▶ **STATED GOAL**:
Search the listing below for the string "Read" and copy every line where it occurs.

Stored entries
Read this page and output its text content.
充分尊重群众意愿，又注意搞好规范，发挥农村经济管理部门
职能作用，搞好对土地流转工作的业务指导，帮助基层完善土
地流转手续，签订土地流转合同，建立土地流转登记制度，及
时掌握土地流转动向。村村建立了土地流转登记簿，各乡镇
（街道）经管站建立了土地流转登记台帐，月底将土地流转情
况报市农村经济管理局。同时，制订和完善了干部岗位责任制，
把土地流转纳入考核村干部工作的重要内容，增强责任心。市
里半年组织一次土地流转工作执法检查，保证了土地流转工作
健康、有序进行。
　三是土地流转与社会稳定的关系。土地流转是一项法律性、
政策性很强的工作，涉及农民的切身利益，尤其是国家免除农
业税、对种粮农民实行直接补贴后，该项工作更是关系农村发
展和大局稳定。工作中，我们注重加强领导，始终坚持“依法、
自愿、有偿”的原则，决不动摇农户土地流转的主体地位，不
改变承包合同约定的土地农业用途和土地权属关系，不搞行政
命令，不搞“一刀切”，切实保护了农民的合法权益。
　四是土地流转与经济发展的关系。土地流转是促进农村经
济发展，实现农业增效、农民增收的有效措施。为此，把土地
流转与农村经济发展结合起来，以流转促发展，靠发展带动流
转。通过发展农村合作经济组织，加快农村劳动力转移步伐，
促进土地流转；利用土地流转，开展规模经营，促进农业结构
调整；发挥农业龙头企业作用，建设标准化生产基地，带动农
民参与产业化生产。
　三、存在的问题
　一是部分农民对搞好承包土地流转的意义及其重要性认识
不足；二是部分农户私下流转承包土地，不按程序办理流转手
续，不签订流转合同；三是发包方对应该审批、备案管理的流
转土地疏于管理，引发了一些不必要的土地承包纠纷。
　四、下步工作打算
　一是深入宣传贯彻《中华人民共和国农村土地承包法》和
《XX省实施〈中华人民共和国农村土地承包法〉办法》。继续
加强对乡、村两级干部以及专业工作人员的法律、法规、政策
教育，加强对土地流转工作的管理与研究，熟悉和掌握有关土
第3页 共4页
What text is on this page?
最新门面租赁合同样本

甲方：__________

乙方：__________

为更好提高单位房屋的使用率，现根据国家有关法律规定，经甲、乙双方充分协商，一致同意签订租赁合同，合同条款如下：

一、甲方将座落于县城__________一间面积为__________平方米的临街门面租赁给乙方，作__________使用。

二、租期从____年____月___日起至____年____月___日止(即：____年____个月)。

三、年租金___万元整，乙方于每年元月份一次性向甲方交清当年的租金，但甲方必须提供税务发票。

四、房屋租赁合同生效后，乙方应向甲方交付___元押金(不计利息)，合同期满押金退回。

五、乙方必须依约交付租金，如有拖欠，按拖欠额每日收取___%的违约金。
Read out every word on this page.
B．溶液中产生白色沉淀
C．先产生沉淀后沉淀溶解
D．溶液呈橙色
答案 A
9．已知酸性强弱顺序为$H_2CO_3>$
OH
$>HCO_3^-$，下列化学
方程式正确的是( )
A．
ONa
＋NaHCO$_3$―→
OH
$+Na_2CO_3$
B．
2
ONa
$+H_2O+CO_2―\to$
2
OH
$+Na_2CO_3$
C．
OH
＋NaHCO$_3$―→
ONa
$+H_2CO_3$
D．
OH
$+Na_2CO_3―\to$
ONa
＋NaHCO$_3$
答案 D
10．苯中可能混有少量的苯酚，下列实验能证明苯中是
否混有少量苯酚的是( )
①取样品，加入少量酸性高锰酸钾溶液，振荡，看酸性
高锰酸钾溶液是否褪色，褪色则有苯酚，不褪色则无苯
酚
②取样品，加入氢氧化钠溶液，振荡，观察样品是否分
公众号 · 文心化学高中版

▶ **EXERCISE ANSWER**:
Read this page and output its text content.
Read out every word on this page.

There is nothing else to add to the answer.